**Exercise**
Using the data below, copy every line that contains the word "this".

Recorded data

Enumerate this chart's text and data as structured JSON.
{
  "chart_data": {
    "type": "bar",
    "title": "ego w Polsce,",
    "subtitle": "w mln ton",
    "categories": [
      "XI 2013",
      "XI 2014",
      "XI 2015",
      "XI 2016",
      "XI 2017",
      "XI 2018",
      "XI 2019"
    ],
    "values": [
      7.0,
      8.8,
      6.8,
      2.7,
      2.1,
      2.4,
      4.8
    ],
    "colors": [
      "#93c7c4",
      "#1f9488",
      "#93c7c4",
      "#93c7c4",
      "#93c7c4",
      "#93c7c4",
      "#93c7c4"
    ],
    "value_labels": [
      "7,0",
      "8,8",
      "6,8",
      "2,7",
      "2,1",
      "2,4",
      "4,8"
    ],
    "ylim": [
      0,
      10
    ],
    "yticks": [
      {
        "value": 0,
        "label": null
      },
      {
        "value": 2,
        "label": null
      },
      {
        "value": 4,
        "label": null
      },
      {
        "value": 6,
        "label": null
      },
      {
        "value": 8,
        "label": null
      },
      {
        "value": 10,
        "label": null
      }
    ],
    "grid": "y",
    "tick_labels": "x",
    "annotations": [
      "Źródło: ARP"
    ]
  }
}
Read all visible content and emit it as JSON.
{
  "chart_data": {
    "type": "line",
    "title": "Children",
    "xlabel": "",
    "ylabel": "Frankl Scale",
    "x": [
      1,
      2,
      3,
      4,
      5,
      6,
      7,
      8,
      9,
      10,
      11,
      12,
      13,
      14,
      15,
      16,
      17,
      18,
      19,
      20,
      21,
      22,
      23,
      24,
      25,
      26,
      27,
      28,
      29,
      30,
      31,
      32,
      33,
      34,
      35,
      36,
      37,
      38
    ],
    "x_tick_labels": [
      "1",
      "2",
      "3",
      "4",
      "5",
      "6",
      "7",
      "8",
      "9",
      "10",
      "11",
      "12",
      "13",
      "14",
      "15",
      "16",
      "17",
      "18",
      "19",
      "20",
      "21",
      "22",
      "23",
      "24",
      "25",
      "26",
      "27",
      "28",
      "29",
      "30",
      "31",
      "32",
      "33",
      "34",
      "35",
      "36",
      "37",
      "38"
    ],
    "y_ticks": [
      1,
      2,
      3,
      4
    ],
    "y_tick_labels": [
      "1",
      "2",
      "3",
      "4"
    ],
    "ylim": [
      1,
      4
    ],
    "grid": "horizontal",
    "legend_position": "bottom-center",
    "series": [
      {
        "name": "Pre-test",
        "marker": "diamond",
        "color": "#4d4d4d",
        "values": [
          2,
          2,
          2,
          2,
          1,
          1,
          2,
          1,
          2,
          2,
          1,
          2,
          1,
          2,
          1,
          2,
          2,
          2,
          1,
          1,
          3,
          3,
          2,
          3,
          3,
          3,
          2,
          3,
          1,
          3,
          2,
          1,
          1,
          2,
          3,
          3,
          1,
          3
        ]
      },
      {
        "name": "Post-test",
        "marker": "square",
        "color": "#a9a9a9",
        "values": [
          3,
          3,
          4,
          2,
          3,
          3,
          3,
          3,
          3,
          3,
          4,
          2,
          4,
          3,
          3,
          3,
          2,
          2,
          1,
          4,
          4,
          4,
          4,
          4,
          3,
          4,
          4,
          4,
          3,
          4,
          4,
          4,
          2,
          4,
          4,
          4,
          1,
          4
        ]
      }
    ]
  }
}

---

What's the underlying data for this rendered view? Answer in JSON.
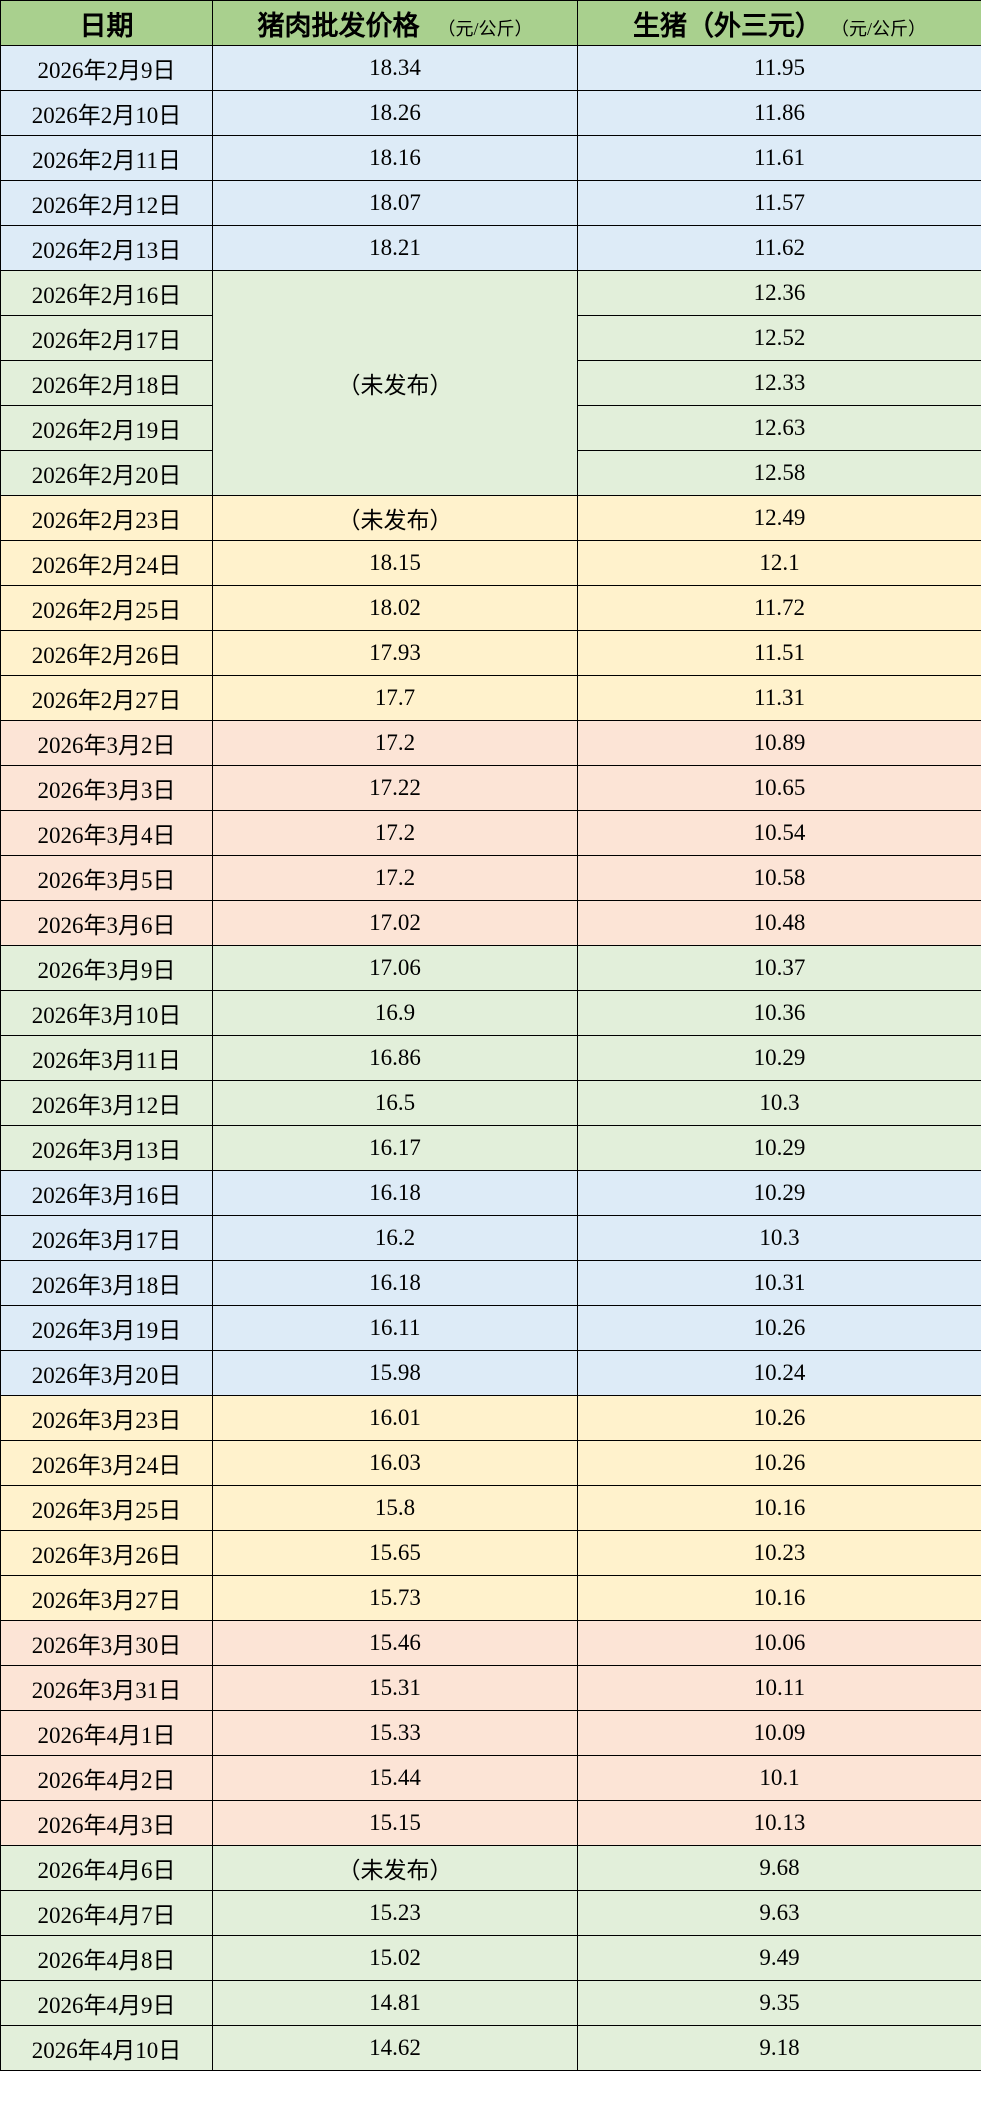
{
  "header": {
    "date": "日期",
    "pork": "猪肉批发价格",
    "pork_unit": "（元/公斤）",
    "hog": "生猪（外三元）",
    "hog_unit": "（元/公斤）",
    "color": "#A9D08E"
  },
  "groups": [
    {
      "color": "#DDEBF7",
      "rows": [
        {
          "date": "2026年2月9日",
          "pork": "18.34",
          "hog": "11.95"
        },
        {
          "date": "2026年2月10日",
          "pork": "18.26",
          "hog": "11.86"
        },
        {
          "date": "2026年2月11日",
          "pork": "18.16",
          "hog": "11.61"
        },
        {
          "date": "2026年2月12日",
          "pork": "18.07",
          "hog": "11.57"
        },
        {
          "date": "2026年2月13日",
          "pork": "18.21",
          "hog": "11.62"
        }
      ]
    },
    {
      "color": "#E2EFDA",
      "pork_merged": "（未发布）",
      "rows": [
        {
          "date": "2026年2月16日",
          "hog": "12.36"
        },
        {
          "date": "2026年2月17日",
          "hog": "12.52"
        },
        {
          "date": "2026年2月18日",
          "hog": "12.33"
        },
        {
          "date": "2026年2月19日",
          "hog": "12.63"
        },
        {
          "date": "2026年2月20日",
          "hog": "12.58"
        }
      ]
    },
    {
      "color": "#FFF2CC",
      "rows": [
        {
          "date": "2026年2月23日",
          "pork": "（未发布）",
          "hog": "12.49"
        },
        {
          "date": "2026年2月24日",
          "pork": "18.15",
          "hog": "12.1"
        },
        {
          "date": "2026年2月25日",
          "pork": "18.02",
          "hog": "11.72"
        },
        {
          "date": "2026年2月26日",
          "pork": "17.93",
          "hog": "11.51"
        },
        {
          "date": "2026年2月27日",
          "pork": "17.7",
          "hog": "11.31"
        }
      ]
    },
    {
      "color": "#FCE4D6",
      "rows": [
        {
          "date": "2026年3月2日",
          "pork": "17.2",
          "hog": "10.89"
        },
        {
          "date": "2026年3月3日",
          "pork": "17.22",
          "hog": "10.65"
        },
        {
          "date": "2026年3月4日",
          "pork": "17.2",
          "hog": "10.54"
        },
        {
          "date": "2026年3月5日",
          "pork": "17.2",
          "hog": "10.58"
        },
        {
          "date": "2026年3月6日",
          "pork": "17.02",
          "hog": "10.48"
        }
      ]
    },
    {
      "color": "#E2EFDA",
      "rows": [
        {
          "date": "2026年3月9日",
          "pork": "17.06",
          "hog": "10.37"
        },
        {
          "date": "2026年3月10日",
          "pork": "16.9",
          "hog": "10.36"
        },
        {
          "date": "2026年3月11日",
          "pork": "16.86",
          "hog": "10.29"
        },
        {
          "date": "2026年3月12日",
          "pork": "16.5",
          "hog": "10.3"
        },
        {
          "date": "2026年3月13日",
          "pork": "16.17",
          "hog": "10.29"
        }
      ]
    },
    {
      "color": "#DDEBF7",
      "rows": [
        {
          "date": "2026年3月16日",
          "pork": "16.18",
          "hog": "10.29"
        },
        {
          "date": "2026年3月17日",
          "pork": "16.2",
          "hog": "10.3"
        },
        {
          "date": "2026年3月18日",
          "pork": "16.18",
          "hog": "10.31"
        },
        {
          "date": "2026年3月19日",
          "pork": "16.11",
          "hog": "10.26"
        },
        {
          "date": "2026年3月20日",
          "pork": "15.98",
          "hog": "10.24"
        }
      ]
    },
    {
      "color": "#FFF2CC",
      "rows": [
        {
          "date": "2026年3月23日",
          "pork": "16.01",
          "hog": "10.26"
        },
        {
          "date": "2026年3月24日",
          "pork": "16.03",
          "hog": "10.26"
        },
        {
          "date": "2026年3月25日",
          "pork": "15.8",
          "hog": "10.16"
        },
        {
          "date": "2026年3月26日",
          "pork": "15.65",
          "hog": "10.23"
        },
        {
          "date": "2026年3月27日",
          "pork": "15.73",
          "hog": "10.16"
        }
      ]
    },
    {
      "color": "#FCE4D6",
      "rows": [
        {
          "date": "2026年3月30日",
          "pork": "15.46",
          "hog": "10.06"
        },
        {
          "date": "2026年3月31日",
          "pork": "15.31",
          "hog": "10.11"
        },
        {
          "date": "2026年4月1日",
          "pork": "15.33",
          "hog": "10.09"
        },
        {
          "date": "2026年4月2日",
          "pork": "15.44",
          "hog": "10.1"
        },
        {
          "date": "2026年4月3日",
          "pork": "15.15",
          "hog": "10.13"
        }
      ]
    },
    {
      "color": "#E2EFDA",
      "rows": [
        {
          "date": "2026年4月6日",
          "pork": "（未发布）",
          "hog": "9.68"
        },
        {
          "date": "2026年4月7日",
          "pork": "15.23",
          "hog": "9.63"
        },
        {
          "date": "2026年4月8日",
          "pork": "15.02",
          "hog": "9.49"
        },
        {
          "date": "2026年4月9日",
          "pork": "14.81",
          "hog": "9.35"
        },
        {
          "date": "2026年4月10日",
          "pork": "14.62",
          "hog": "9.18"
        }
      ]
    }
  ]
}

**Written response**
Enumerate this chart's text and data as structured JSON.
What's the underlying data for this rendered view? Answer in JSON.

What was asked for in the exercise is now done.